Saved entries
####

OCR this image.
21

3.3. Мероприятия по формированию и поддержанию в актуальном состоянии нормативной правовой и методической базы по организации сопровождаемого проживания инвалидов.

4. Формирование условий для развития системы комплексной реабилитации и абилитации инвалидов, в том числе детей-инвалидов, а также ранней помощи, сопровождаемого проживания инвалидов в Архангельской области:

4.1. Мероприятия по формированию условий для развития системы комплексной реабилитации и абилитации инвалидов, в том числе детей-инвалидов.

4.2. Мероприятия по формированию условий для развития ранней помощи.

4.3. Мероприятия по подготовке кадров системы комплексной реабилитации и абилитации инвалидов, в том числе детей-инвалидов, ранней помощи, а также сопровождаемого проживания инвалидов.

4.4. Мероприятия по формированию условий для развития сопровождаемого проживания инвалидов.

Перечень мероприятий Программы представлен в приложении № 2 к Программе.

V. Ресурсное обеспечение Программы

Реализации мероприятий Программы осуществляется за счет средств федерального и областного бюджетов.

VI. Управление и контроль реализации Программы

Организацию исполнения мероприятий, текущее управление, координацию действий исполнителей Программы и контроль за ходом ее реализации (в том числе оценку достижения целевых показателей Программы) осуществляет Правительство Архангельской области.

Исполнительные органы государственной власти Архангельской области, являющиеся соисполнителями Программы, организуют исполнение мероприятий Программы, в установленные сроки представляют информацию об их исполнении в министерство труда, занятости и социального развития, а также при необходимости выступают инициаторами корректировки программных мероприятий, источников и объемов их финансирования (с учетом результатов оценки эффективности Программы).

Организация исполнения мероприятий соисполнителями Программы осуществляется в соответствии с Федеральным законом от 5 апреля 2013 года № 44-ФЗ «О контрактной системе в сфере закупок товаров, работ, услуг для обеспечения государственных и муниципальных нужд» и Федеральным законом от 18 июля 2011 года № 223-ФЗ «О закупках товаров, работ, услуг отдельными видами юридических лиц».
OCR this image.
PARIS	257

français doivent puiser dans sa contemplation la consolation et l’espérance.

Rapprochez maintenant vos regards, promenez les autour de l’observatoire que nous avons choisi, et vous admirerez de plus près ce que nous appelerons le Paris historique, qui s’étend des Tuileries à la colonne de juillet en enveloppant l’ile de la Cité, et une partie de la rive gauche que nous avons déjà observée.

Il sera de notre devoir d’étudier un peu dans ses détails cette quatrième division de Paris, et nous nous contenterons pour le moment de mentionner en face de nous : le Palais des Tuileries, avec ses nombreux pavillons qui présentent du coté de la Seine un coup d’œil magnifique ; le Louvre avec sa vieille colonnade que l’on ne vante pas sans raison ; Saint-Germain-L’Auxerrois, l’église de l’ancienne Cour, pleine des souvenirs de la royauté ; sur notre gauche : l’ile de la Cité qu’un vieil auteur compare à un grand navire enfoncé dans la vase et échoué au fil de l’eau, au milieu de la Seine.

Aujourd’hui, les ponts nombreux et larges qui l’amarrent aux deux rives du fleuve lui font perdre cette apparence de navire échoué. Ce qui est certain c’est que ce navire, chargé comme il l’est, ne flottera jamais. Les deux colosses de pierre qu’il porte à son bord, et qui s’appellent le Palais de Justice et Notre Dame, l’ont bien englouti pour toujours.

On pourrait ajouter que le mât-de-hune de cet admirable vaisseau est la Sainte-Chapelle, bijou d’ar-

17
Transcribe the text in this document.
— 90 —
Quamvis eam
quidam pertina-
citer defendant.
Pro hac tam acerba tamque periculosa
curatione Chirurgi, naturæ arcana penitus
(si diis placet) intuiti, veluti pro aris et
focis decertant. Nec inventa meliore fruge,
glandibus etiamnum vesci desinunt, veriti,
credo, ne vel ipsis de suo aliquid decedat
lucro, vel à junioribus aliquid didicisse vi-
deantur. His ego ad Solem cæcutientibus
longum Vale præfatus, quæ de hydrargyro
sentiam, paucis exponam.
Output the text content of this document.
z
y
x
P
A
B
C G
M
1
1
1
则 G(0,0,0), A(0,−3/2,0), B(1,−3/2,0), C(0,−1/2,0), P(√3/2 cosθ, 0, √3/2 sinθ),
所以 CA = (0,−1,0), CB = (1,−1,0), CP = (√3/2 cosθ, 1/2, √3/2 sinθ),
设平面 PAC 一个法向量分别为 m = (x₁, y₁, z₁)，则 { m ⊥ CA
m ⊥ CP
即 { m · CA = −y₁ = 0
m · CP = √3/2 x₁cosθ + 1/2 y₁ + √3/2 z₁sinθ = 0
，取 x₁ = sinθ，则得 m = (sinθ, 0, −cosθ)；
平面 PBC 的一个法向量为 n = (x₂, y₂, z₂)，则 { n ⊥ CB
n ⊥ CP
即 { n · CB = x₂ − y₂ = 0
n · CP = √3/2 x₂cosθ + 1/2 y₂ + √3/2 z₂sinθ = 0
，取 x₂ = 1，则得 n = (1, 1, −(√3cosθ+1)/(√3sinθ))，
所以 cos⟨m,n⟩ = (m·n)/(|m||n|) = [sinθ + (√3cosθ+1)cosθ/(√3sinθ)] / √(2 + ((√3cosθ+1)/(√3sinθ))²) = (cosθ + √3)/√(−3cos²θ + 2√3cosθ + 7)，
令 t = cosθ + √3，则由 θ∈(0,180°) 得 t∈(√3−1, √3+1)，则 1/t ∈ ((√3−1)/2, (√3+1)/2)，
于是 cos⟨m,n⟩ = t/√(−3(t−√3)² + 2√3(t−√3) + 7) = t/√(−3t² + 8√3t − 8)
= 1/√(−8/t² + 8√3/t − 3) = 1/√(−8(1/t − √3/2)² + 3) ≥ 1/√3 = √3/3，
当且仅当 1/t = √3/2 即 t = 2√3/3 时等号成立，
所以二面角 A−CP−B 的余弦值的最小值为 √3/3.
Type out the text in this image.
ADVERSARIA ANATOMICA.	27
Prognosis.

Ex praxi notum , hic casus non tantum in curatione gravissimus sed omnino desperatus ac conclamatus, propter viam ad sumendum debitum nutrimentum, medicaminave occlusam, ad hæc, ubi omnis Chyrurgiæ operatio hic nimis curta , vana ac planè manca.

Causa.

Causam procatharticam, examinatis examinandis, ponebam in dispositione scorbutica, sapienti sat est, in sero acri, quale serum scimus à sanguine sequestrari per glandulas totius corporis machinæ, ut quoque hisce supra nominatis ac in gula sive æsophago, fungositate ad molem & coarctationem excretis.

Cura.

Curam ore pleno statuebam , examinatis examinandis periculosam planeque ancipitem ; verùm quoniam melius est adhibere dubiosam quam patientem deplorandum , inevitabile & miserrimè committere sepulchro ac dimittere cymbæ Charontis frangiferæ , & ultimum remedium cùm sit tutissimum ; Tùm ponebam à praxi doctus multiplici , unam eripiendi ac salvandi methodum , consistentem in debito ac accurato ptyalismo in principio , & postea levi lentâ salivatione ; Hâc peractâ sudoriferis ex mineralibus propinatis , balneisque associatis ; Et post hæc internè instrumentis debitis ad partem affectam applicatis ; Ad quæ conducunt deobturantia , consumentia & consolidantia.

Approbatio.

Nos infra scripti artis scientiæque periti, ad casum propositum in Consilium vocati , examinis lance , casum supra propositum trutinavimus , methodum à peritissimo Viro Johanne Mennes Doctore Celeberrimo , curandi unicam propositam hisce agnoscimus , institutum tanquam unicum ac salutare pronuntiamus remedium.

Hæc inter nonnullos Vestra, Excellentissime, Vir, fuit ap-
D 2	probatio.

####

* _Task instructions_
Transcribe all entries exactly as they are given.

* _Final result_
OCR this image.
21

3.3. Мероприятия по формированию и поддержанию в актуальном состоянии нормативной правовой и методической базы по организации сопровождаемого проживания инвалидов.

4. Формирование условий для развития системы комплексной реабилитации и абилитации инвалидов, в том числе детей-инвалидов, а также ранней помощи, сопровождаемого проживания инвалидов в Архангельской области:

4.1. Мероприятия по формированию условий для развития системы комплексной реабилитации и абилитации инвалидов, в том числе детей-инвалидов.

4.2. Мероприятия по формированию условий для развития ранней помощи.

4.3. Мероприятия по подготовке кадров системы комплексной реабилитации и абилитации инвалидов, в том числе детей-инвалидов, ранней помощи, а также сопровождаемого проживания инвалидов.

4.4. Мероприятия по формированию условий для развития сопровождаемого проживания инвалидов.

Перечень мероприятий Программы представлен в приложении № 2 к Программе.

V. Ресурсное обеспечение Программы

Реализации мероприятий Программы осуществляется за счет средств федерального и областного бюджетов.

VI. Управление и контроль реализации Программы

Организацию исполнения мероприятий, текущее управление, координацию действий исполнителей Программы и контроль за ходом ее реализации (в том числе оценку достижения целевых показателей Программы) осуществляет Правительство Архангельской области.

Исполнительные органы государственной власти Архангельской области, являющиеся соисполнителями Программы, организуют исполнение мероприятий Программы, в установленные сроки представляют информацию об их исполнении в министерство труда, занятости и социального развития, а также при необходимости выступают инициаторами корректировки программных мероприятий, источников и объемов их финансирования (с учетом результатов оценки эффективности Программы).

Организация исполнения мероприятий соисполнителями Программы осуществляется в соответствии с Федеральным законом от 5 апреля 2013 года № 44-ФЗ «О контрактной системе в сфере закупок товаров, работ, услуг для обеспечения государственных и муниципальных нужд» и Федеральным законом от 18 июля 2011 года № 223-ФЗ «О закупках товаров, работ, услуг отдельными видами юридических лиц».
OCR this image.
PARIS	257

français doivent puiser dans sa contemplation la consolation et l’espérance.

Rapprochez maintenant vos regards, promenez les autour de l’observatoire que nous avons choisi, et vous admirerez de plus près ce que nous appelerons le Paris historique, qui s’étend des Tuileries à la colonne de juillet en enveloppant l’ile de la Cité, et une partie de la rive gauche que nous avons déjà observée.

Il sera de notre devoir d’étudier un peu dans ses détails cette quatrième division de Paris, et nous nous contenterons pour le moment de mentionner en face de nous : le Palais des Tuileries, avec ses nombreux pavillons qui présentent du coté de la Seine un coup d’œil magnifique ; le Louvre avec sa vieille colonnade que l’on ne vante pas sans raison ; Saint-Germain-L’Auxerrois, l’église de l’ancienne Cour, pleine des souvenirs de la royauté ; sur notre gauche : l’ile de la Cité qu’un vieil auteur compare à un grand navire enfoncé dans la vase et échoué au fil de l’eau, au milieu de la Seine.

Aujourd’hui, les ponts nombreux et larges qui l’amarrent aux deux rives du fleuve lui font perdre cette apparence de navire échoué. Ce qui est certain c’est que ce navire, chargé comme il l’est, ne flottera jamais. Les deux colosses de pierre qu’il porte à son bord, et qui s’appellent le Palais de Justice et Notre Dame, l’ont bien englouti pour toujours.

On pourrait ajouter que le mât-de-hune de cet admirable vaisseau est la Sainte-Chapelle, bijou d’ar-

17
Transcribe the text in this document.
— 90 —
Quamvis eam
quidam pertina-
citer defendant.
Pro hac tam acerba tamque periculosa
curatione Chirurgi, naturæ arcana penitus
(si diis placet) intuiti, veluti pro aris et
focis decertant. Nec inventa meliore fruge,
glandibus etiamnum vesci desinunt, veriti,
credo, ne vel ipsis de suo aliquid decedat
lucro, vel à junioribus aliquid didicisse vi-
deantur. His ego ad Solem cæcutientibus
longum Vale præfatus, quæ de hydrargyro
sentiam, paucis exponam.
Output the text content of this document.
z
y
x
P
A
B
C G
M
1
1
1
则 G(0,0,0), A(0,−3/2,0), B(1,−3/2,0), C(0,−1/2,0), P(√3/2 cosθ, 0, √3/2 sinθ),
所以 CA = (0,−1,0), CB = (1,−1,0), CP = (√3/2 cosθ, 1/2, √3/2 sinθ),
设平面 PAC 一个法向量分别为 m = (x₁, y₁, z₁)，则 { m ⊥ CA
m ⊥ CP
即 { m · CA = −y₁ = 0
m · CP = √3/2 x₁cosθ + 1/2 y₁ + √3/2 z₁sinθ = 0
，取 x₁ = sinθ，则得 m = (sinθ, 0, −cosθ)；
平面 PBC 的一个法向量为 n = (x₂, y₂, z₂)，则 { n ⊥ CB
n ⊥ CP
即 { n · CB = x₂ − y₂ = 0
n · CP = √3/2 x₂cosθ + 1/2 y₂ + √3/2 z₂sinθ = 0
，取 x₂ = 1，则得 n = (1, 1, −(√3cosθ+1)/(√3sinθ))，
所以 cos⟨m,n⟩ = (m·n)/(|m||n|) = [sinθ + (√3cosθ+1)cosθ/(√3sinθ)] / √(2 + ((√3cosθ+1)/(√3sinθ))²) = (cosθ + √3)/√(−3cos²θ + 2√3cosθ + 7)，
令 t = cosθ + √3，则由 θ∈(0,180°) 得 t∈(√3−1, √3+1)，则 1/t ∈ ((√3−1)/2, (√3+1)/2)，
于是 cos⟨m,n⟩ = t/√(−3(t−√3)² + 2√3(t−√3) + 7) = t/√(−3t² + 8√3t − 8)
= 1/√(−8/t² + 8√3/t − 3) = 1/√(−8(1/t − √3/2)² + 3) ≥ 1/√3 = √3/3，
当且仅当 1/t = √3/2 即 t = 2√3/3 时等号成立，
所以二面角 A−CP−B 的余弦值的最小值为 √3/3.
Type out the text in this image.
ADVERSARIA ANATOMICA.	27
Prognosis.

Ex praxi notum , hic casus non tantum in curatione gravissimus sed omnino desperatus ac conclamatus, propter viam ad sumendum debitum nutrimentum, medicaminave occlusam, ad hæc, ubi omnis Chyrurgiæ operatio hic nimis curta , vana ac planè manca.

Causa.

Causam procatharticam, examinatis examinandis, ponebam in dispositione scorbutica, sapienti sat est, in sero acri, quale serum scimus à sanguine sequestrari per glandulas totius corporis machinæ, ut quoque hisce supra nominatis ac in gula sive æsophago, fungositate ad molem & coarctationem excretis.

Cura.

Curam ore pleno statuebam , examinatis examinandis periculosam planeque ancipitem ; verùm quoniam melius est adhibere dubiosam quam patientem deplorandum , inevitabile & miserrimè committere sepulchro ac dimittere cymbæ Charontis frangiferæ , & ultimum remedium cùm sit tutissimum ; Tùm ponebam à praxi doctus multiplici , unam eripiendi ac salvandi methodum , consistentem in debito ac accurato ptyalismo in principio , & postea levi lentâ salivatione ; Hâc peractâ sudoriferis ex mineralibus propinatis , balneisque associatis ; Et post hæc internè instrumentis debitis ad partem affectam applicatis ; Ad quæ conducunt deobturantia , consumentia & consolidantia.

Approbatio.

Nos infra scripti artis scientiæque periti, ad casum propositum in Consilium vocati , examinis lance , casum supra propositum trutinavimus , methodum à peritissimo Viro Johanne Mennes Doctore Celeberrimo , curandi unicam propositam hisce agnoscimus , institutum tanquam unicum ac salutare pronuntiamus remedium.

Hæc inter nonnullos Vestra, Excellentissime, Vir, fuit ap-
D 2	probatio.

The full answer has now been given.